[Data records]
** Begin **

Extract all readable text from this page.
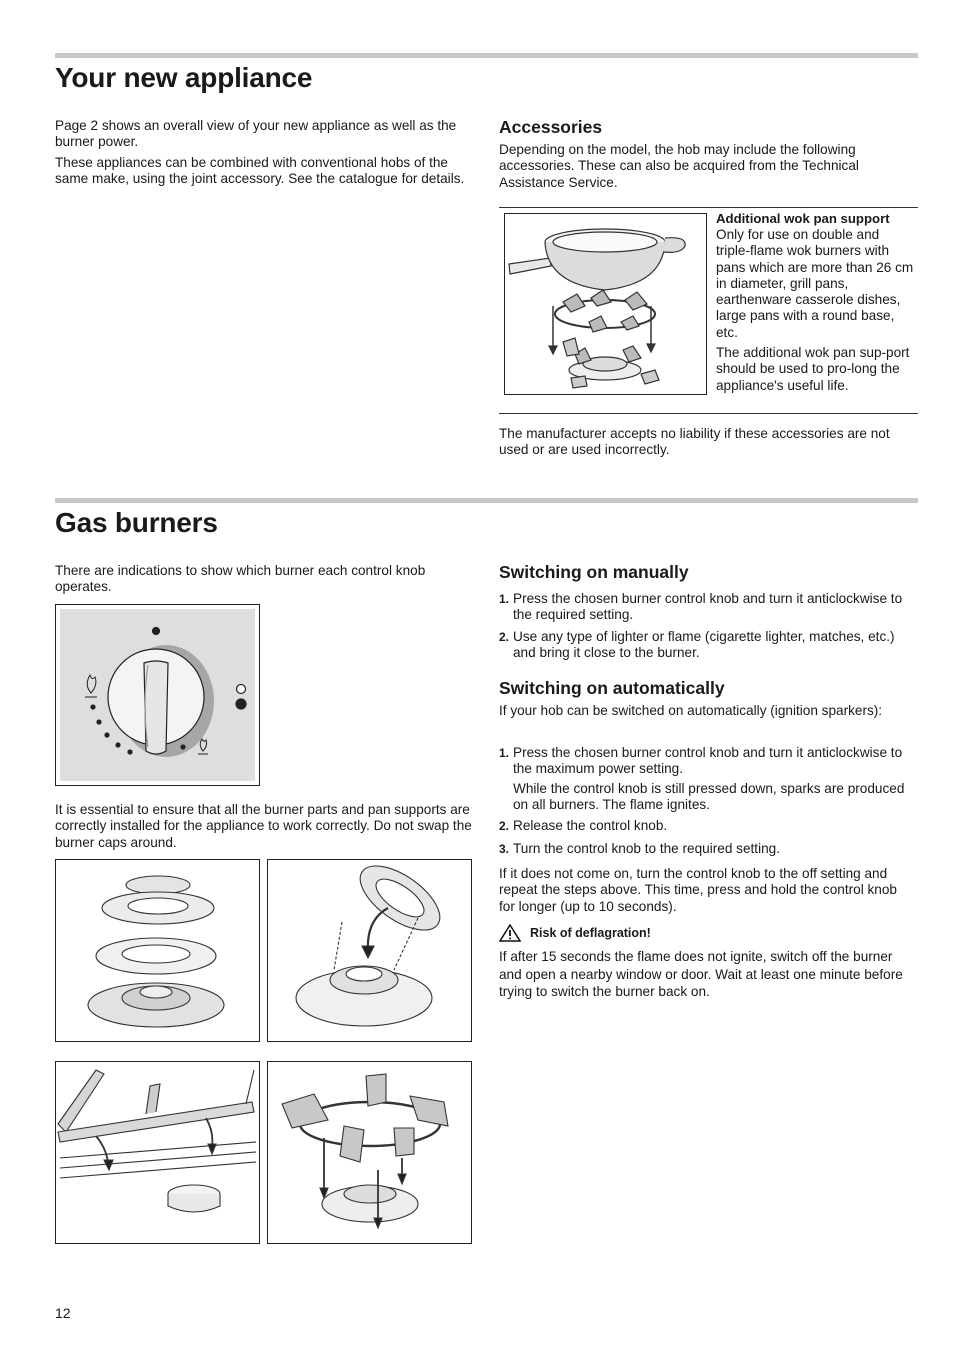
Your new appliance

Page 2 shows an overall view of your new appliance as well as the burner power.

These appliances can be combined with conventional hobs of the same make, using the joint accessory. See the catalogue for details.

Accessories

Depending on the model, the hob may include the following accessories. These can also be acquired from the Technical Assistance Service.

Additional wok pan support

Only for use on double and triple-flame wok burners with pans which are more than 26 cm in diameter, grill pans, earthenware casserole dishes, large pans with a round base, etc.

The additional wok pan sup-port should be used to pro-long the appliance's useful life.

The manufacturer accepts no liability if these accessories are not used or are used incorrectly.

Gas burners

There are indications to show which burner each control knob operates.

It is essential to ensure that all the burner parts and pan supports are correctly installed for the appliance to work correctly. Do not swap the burner caps around.

Switching on manually
1. Press the chosen burner control knob and turn it anticlockwise to the required setting.
2. Use any type of lighter or flame (cigarette lighter, matches, etc.) and bring it close to the burner.
Switching on automatically

If your hob can be switched on automatically (ignition sparkers):

1. Press the chosen burner control knob and turn it anticlockwise to the maximum power setting.
While the control knob is still pressed down, sparks are produced on all burners. The flame ignites.
2. Release the control knob.
3. Turn the control knob to the required setting.

If it does not come on, turn the control knob to the off setting and repeat the steps above. This time, press and hold the control knob for longer (up to 10 seconds).

Risk of deflagration!

If after 15 seconds the flame does not ignite, switch off the burner and open a nearby window or door. Wait at least one minute before trying to switch the burner back on.

12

** End **

**Problem to work on:**
Identify every line holding the word "automatically" and copy it out.

**Worked solution:**
Switching on automatically
If your hob can be switched on automatically (ignition sparkers):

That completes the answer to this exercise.